** Start of MATERIALS PROVIDED **
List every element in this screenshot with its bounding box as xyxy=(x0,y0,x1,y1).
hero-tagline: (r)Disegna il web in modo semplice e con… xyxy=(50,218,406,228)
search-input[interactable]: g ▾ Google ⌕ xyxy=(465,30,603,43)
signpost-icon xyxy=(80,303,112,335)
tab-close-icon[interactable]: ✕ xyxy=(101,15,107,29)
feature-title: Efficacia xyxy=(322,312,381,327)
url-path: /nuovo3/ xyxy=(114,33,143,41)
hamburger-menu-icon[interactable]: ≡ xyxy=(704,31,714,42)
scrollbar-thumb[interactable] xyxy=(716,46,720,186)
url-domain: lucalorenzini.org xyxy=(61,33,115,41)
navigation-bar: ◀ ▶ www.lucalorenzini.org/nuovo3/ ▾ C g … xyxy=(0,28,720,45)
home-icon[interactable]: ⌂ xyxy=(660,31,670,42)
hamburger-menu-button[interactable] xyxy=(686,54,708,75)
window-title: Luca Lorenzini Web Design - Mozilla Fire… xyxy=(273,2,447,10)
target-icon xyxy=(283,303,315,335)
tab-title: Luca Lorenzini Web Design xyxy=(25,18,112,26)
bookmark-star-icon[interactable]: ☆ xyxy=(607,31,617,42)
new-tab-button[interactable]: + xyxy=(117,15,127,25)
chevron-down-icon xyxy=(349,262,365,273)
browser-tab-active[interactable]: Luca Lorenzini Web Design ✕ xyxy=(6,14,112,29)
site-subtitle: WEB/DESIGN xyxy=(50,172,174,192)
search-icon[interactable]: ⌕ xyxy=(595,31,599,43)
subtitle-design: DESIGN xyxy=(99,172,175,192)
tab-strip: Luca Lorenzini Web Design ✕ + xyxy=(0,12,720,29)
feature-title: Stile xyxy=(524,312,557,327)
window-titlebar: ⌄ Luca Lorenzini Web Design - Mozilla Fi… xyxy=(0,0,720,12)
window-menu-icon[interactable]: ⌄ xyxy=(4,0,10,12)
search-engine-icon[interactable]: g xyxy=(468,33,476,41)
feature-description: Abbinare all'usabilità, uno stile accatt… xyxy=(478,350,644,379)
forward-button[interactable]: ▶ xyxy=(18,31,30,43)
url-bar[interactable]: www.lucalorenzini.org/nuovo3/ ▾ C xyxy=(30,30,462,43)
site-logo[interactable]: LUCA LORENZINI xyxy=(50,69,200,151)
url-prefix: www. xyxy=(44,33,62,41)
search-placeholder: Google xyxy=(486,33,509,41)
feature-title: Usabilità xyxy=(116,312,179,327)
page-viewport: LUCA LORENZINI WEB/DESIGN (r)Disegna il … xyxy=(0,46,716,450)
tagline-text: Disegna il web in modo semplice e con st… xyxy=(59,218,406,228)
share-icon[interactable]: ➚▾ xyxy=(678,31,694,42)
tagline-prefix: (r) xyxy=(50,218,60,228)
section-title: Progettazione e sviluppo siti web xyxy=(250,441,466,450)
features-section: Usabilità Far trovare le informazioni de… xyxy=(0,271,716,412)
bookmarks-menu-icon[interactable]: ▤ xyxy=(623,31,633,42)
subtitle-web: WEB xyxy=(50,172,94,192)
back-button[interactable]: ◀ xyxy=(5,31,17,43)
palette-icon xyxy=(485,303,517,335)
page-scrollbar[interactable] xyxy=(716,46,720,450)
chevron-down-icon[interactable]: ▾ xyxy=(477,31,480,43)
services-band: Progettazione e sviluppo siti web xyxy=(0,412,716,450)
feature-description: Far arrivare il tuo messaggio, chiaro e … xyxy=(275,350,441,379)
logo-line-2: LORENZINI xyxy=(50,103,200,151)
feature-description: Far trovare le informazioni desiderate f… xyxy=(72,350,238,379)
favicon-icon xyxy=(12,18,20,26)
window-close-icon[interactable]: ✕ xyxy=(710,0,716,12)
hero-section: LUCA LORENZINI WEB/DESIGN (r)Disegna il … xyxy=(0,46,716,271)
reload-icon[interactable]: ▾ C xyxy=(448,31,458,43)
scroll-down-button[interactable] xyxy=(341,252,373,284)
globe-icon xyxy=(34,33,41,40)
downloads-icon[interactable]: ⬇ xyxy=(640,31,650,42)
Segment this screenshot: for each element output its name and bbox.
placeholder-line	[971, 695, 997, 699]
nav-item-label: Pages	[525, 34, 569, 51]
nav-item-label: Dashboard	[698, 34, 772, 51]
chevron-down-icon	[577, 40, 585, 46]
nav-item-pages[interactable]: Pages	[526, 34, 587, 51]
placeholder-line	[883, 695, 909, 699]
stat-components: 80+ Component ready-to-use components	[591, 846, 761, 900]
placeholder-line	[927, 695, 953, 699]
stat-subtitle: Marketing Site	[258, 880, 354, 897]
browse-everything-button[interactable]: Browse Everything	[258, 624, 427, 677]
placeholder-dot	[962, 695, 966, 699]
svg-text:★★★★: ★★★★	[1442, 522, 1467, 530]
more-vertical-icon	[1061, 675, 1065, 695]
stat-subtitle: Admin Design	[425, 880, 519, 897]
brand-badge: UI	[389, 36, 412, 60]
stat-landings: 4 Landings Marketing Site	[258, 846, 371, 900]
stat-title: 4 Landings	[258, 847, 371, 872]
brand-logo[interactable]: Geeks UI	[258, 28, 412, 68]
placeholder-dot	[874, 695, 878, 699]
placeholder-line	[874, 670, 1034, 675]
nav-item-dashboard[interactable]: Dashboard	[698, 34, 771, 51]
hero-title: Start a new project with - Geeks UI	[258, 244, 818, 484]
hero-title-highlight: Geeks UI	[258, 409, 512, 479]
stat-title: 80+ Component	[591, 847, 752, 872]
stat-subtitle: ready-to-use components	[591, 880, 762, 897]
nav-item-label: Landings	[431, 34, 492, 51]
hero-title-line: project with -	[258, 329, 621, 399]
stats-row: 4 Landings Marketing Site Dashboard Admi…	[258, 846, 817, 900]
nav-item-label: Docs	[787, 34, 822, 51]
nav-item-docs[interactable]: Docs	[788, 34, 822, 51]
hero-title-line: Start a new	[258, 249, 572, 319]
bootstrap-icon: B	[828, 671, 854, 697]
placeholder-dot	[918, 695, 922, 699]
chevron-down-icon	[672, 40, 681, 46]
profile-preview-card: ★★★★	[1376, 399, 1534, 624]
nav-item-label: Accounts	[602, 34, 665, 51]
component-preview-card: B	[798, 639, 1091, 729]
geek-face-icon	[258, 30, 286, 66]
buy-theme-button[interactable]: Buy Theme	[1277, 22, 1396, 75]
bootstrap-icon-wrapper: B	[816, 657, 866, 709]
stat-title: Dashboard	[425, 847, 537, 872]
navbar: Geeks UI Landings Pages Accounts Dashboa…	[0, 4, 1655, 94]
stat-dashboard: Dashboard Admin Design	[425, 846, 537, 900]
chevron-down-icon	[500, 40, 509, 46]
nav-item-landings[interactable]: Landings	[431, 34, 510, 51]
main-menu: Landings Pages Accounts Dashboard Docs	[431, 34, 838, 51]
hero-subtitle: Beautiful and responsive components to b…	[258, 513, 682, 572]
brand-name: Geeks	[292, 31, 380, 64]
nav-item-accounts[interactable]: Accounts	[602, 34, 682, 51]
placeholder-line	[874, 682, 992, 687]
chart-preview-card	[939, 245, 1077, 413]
** End of MATERIALS PROVIDED **
» **JOB**: Recast every line of the data above as a Markdown table with the columns Row and Line, numbering the rows in order and leaving out any blank lines.

» **OUTPUT**:
| Row | Line |
|---|---|
| 1 | List every element in this screenshot with its bounding box as xyxy=(x0,y0,x1,y1). |
| 2 | hero-tagline: (r)Disegna il web in modo semplice e con… xyxy=(50,218,406,228) |
| 3 | search-input[interactable]: g ▾ Google ⌕ xyxy=(465,30,603,43) |
| 4 | signpost-icon xyxy=(80,303,112,335) |
| 5 | tab-close-icon[interactable]: ✕ xyxy=(101,15,107,29) |
| 6 | feature-title: Efficacia xyxy=(322,312,381,327) |
| 7 | url-path: /nuovo3/ xyxy=(114,33,143,41) |
| 8 | hamburger-menu-icon[interactable]: ≡ xyxy=(704,31,714,42) |
| 9 | scrollbar-thumb[interactable] xyxy=(716,46,720,186) |
| 10 | url-domain: lucalorenzini.org xyxy=(61,33,115,41) |
| 11 | navigation-bar: ◀ ▶ www.lucalorenzini.org/nuovo3/ ▾ C g … xyxy=(0,28,720,45) |
| 12 | home-icon[interactable]: ⌂ xyxy=(660,31,670,42) |
| 13 | hamburger-menu-button[interactable] xyxy=(686,54,708,75) |
| 14 | window-title: Luca Lorenzini Web Design - Mozilla Fire… xyxy=(273,2,447,10) |
| 15 | target-icon xyxy=(283,303,315,335) |
| 16 | tab-title: Luca Lorenzini Web Design xyxy=(25,18,112,26) |
| 17 | bookmark-star-icon[interactable]: ☆ xyxy=(607,31,617,42) |
| 18 | new-tab-button[interactable]: + xyxy=(117,15,127,25) |
| 19 | chevron-down-icon xyxy=(349,262,365,273) |
| 20 | browser-tab-active[interactable]: Luca Lorenzini Web Design ✕ xyxy=(6,14,112,29) |
| 21 | site-subtitle: WEB/DESIGN xyxy=(50,172,174,192) |
| 22 | search-icon[interactable]: ⌕ xyxy=(595,31,599,43) |
| 23 | subtitle-design: DESIGN xyxy=(99,172,175,192) |
| 24 | tab-strip: Luca Lorenzini Web Design ✕ + xyxy=(0,12,720,29) |
| 25 | feature-title: Stile xyxy=(524,312,557,327) |
| 26 | window-titlebar: ⌄ Luca Lorenzini Web Design - Mozilla Fi… xyxy=(0,0,720,12) |
| 27 | window-menu-icon[interactable]: ⌄ xyxy=(4,0,10,12) |
| 28 | search-engine-icon[interactable]: g xyxy=(468,33,476,41) |
| 29 | feature-description: Abbinare all'usabilità, uno stile accatt… xyxy=(478,350,644,379) |
| 30 | forward-button[interactable]: ▶ xyxy=(18,31,30,43) |
| 31 | url-bar[interactable]: www.lucalorenzini.org/nuovo3/ ▾ C xyxy=(30,30,462,43) |
| 32 | site-logo[interactable]: LUCA LORENZINI xyxy=(50,69,200,151) |
| 33 | url-prefix: www. xyxy=(44,33,62,41) |
| 34 | search-placeholder: Google xyxy=(486,33,509,41) |
| 35 | feature-title: Usabilità xyxy=(116,312,179,327) |
| 36 | page-viewport: LUCA LORENZINI WEB/DESIGN (r)Disegna il … xyxy=(0,46,716,450) |
| 37 | tagline-text: Disegna il web in modo semplice e con st… xyxy=(59,218,406,228) |
| 38 | share-icon[interactable]: ➚▾ xyxy=(678,31,694,42) |
| 39 | tagline-prefix: (r) xyxy=(50,218,60,228) |
| 40 | section-title: Progettazione e sviluppo siti web xyxy=(250,441,466,450) |
| 41 | features-section: Usabilità Far trovare le informazioni de… xyxy=(0,271,716,412) |
| 42 | bookmarks-menu-icon[interactable]: ▤ xyxy=(623,31,633,42) |
| 43 | subtitle-web: WEB xyxy=(50,172,94,192) |
| 44 | back-button[interactable]: ◀ xyxy=(5,31,17,43) |
| 45 | palette-icon xyxy=(485,303,517,335) |
| 46 | page-scrollbar[interactable] xyxy=(716,46,720,450) |
| 47 | chevron-down-icon[interactable]: ▾ xyxy=(477,31,480,43) |
| 48 | services-band: Progettazione e sviluppo siti web xyxy=(0,412,716,450) |
| 49 | feature-description: Far arrivare il tuo messaggio, chiaro e … xyxy=(275,350,441,379) |
| 50 | logo-line-2: LORENZINI xyxy=(50,103,200,151) |
| 51 | feature-description: Far trovare le informazioni desiderate f… xyxy=(72,350,238,379) |
| 52 | favicon-icon xyxy=(12,18,20,26) |
| 53 | window-close-icon[interactable]: ✕ xyxy=(710,0,716,12) |
| 54 | hero-section: LUCA LORENZINI WEB/DESIGN (r)Disegna il … xyxy=(0,46,716,271) |
| 55 | reload-icon[interactable]: ▾ C xyxy=(448,31,458,43) |
| 56 | scroll-down-button[interactable] xyxy=(341,252,373,284) |
| 57 | globe-icon xyxy=(34,33,41,40) |
| 58 | downloads-icon[interactable]: ⬇ xyxy=(640,31,650,42) |
| 59 | Segment this screenshot: for each element output its name and bbox. |
| 60 | placeholder-line	[971, 695, 997, 699] |
| 61 | nav-item-label: Pages	[525, 34, 569, 51] |
| 62 | nav-item-label: Dashboard	[698, 34, 772, 51] |
| 63 | chevron-down-icon	[577, 40, 585, 46] |
| 64 | nav-item-pages[interactable]: Pages	[526, 34, 587, 51] |
| 65 | placeholder-line	[883, 695, 909, 699] |
| 66 | stat-components: 80+ Component ready-to-use components	[591, 846, 761, 900] |
| 67 | placeholder-line	[927, 695, 953, 699] |
| 68 | stat-subtitle: Marketing Site	[258, 880, 354, 897] |
| 69 | browse-everything-button[interactable]: Browse Everything	[258, 624, 427, 677] |
| 70 | placeholder-dot	[962, 695, 966, 699] |
| 71 | svg-text:★★★★: ★★★★	[1442, 522, 1467, 530] |
| 72 | more-vertical-icon	[1061, 675, 1065, 695] |
| 73 | stat-subtitle: Admin Design	[425, 880, 519, 897] |
| 74 | brand-badge: UI	[389, 36, 412, 60] |
| 75 | stat-landings: 4 Landings Marketing Site	[258, 846, 371, 900] |
| 76 | stat-title: 4 Landings	[258, 847, 371, 872] |
| 77 | brand-logo[interactable]: Geeks UI	[258, 28, 412, 68] |
| 78 | placeholder-dot	[874, 695, 878, 699] |
| 79 | placeholder-line	[874, 670, 1034, 675] |
| 80 | nav-item-dashboard[interactable]: Dashboard	[698, 34, 771, 51] |
| 81 | hero-title: Start a new project with - Geeks UI	[258, 244, 818, 484] |
| 82 | hero-title-highlight: Geeks UI	[258, 409, 512, 479] |
| 83 | stat-title: 80+ Component	[591, 847, 752, 872] |
| 84 | stat-subtitle: ready-to-use components	[591, 880, 762, 897] |
| 85 | nav-item-label: Landings	[431, 34, 492, 51] |
| 86 | hero-title-line: project with -	[258, 329, 621, 399] |
| 87 | stats-row: 4 Landings Marketing Site Dashboard Admi…	[258, 846, 817, 900] |
| 88 | nav-item-label: Docs	[787, 34, 822, 51] |
| 89 | nav-item-docs[interactable]: Docs	[788, 34, 822, 51] |
| 90 | hero-title-line: Start a new	[258, 249, 572, 319] |
| 91 | bootstrap-icon: B	[828, 671, 854, 697] |
| 92 | placeholder-dot	[918, 695, 922, 699] |
| 93 | chevron-down-icon	[672, 40, 681, 46] |
| 94 | profile-preview-card: ★★★★	[1376, 399, 1534, 624] |
| 95 | nav-item-label: Accounts	[602, 34, 665, 51] |
| 96 | component-preview-card: B	[798, 639, 1091, 729] |
| 97 | geek-face-icon	[258, 30, 286, 66] |
| 98 | buy-theme-button[interactable]: Buy Theme	[1277, 22, 1396, 75] |
| 99 | bootstrap-icon-wrapper: B	[816, 657, 866, 709] |
| 100 | stat-title: Dashboard	[425, 847, 537, 872] |
| 101 | navbar: Geeks UI Landings Pages Accounts Dashboa…	[0, 4, 1655, 94] |
| 102 | stat-dashboard: Dashboard Admin Design	[425, 846, 537, 900] |
| 103 | chevron-down-icon	[500, 40, 509, 46] |
| 104 | nav-item-landings[interactable]: Landings	[431, 34, 510, 51] |
| 105 | main-menu: Landings Pages Accounts Dashboard Docs	[431, 34, 838, 51] |
| 106 | hero-subtitle: Beautiful and responsive components to b…	[258, 513, 682, 572] |
| 107 | brand-name: Geeks	[292, 31, 380, 64] |
| 108 | nav-item-accounts[interactable]: Accounts	[602, 34, 682, 51] |
| 109 | placeholder-line	[874, 682, 992, 687] |
| 110 | chart-preview-card	[939, 245, 1077, 413] |